Directions
Find each line with "Model" and copy it.

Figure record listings
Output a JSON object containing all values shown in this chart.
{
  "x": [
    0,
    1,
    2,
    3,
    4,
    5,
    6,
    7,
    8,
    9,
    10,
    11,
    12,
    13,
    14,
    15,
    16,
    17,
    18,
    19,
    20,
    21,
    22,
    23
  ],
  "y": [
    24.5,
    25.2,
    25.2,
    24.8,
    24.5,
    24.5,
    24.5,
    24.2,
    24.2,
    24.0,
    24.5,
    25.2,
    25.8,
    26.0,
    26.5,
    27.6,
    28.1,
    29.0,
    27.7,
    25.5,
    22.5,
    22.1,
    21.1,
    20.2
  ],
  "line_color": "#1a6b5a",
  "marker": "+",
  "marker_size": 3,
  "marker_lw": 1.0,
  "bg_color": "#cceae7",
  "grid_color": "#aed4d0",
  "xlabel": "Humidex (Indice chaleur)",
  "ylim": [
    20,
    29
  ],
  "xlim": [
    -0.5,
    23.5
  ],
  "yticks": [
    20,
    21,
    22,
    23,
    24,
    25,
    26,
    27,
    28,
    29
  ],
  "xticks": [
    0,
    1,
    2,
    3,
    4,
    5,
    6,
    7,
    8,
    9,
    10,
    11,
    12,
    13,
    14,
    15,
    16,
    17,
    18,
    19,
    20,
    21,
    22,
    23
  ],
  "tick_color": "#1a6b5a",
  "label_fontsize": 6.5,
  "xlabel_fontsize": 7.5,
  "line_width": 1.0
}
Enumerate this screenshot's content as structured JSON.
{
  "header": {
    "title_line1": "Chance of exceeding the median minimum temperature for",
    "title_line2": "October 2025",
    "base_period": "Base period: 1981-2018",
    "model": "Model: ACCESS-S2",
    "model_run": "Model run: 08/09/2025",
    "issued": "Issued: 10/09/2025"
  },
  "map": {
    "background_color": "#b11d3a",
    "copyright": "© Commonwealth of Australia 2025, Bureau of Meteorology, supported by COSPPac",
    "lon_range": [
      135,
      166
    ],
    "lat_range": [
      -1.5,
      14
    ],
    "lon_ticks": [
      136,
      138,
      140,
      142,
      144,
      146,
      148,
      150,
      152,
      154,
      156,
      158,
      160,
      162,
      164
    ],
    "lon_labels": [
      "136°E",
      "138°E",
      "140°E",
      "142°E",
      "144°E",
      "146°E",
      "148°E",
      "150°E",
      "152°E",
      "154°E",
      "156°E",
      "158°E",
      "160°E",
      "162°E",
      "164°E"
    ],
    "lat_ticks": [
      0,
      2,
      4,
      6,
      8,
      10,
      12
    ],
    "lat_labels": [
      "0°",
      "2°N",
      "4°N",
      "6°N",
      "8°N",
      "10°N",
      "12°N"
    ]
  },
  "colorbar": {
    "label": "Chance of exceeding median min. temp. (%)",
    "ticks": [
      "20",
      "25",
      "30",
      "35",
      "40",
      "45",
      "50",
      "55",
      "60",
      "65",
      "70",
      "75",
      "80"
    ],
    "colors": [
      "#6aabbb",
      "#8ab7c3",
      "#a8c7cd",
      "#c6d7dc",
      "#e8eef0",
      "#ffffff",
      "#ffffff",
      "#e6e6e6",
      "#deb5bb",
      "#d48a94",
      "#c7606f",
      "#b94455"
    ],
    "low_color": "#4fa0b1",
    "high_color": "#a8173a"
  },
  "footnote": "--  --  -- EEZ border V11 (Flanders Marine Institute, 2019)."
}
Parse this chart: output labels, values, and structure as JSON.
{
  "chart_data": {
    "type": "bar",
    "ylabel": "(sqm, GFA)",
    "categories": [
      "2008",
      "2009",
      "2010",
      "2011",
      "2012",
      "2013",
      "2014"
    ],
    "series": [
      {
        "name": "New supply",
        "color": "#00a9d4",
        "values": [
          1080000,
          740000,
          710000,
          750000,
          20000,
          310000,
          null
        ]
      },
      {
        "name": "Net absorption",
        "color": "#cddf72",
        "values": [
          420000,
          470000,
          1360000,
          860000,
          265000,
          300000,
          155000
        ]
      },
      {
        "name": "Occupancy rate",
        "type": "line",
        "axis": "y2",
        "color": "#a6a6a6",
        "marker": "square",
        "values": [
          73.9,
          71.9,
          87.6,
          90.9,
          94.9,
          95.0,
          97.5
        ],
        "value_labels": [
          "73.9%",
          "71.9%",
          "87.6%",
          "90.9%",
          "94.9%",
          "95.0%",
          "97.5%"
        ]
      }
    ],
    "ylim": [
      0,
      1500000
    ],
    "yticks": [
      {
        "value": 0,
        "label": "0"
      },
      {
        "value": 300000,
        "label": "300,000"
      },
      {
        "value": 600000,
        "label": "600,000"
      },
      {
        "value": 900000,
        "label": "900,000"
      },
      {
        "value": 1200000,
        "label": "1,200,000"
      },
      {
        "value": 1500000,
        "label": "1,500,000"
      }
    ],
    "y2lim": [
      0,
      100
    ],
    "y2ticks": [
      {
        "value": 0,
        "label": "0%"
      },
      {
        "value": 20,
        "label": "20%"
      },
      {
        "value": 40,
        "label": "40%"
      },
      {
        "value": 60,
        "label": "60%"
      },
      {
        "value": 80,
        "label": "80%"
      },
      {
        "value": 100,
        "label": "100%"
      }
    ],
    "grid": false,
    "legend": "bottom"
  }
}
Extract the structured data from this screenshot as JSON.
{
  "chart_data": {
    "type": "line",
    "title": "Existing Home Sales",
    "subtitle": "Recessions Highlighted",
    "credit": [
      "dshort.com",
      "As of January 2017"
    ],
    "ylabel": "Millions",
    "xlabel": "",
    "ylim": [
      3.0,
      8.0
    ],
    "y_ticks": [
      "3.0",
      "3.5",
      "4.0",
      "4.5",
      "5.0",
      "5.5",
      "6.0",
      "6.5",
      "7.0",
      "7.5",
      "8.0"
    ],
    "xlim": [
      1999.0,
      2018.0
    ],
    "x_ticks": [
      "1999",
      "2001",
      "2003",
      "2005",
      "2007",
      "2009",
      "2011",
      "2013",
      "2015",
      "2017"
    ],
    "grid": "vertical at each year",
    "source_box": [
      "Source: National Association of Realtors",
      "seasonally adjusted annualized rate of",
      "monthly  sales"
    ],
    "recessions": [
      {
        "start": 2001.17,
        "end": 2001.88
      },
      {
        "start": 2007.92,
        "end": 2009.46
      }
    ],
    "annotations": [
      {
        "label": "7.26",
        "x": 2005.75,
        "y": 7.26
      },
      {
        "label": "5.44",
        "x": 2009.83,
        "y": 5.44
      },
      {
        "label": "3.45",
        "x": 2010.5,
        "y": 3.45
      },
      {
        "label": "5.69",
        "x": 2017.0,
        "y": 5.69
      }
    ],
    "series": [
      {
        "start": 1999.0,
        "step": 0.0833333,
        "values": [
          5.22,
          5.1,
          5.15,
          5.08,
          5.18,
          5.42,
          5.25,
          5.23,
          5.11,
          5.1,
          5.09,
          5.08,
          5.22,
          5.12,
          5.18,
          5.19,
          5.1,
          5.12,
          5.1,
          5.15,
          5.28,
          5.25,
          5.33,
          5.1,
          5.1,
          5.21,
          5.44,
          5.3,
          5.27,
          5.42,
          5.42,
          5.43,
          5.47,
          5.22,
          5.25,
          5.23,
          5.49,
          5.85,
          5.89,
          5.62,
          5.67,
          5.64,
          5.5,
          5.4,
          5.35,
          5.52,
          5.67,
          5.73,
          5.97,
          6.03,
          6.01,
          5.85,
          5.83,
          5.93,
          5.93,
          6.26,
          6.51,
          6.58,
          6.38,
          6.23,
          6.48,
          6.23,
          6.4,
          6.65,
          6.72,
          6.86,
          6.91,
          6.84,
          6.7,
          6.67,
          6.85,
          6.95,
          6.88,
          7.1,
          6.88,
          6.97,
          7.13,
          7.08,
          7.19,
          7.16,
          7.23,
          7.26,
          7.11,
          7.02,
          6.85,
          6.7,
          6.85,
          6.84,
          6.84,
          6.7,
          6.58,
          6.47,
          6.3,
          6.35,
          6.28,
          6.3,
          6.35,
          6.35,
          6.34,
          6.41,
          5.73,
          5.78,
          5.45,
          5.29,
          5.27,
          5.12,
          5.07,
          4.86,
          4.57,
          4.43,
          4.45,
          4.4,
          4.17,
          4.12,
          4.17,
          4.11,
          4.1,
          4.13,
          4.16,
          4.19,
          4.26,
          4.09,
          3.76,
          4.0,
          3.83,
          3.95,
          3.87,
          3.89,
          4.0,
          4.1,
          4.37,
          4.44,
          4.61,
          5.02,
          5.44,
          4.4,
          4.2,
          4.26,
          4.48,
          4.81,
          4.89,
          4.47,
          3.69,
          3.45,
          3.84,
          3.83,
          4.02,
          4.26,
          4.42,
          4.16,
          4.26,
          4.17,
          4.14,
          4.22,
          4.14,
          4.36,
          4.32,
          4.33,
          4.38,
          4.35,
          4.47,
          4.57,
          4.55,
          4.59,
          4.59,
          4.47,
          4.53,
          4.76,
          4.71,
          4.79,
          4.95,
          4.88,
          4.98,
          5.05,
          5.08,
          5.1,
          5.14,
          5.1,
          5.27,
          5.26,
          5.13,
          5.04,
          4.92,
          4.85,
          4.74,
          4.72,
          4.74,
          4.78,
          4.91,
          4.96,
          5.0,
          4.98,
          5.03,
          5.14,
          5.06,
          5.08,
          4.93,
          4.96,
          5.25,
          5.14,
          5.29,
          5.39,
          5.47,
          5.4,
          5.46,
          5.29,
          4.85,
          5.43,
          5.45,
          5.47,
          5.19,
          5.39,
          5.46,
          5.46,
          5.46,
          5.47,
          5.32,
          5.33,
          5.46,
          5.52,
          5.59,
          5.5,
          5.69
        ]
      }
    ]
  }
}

Output
    "model": "Model: ACCESS-S2",
    "model_run": "Model run: 08/09/2025",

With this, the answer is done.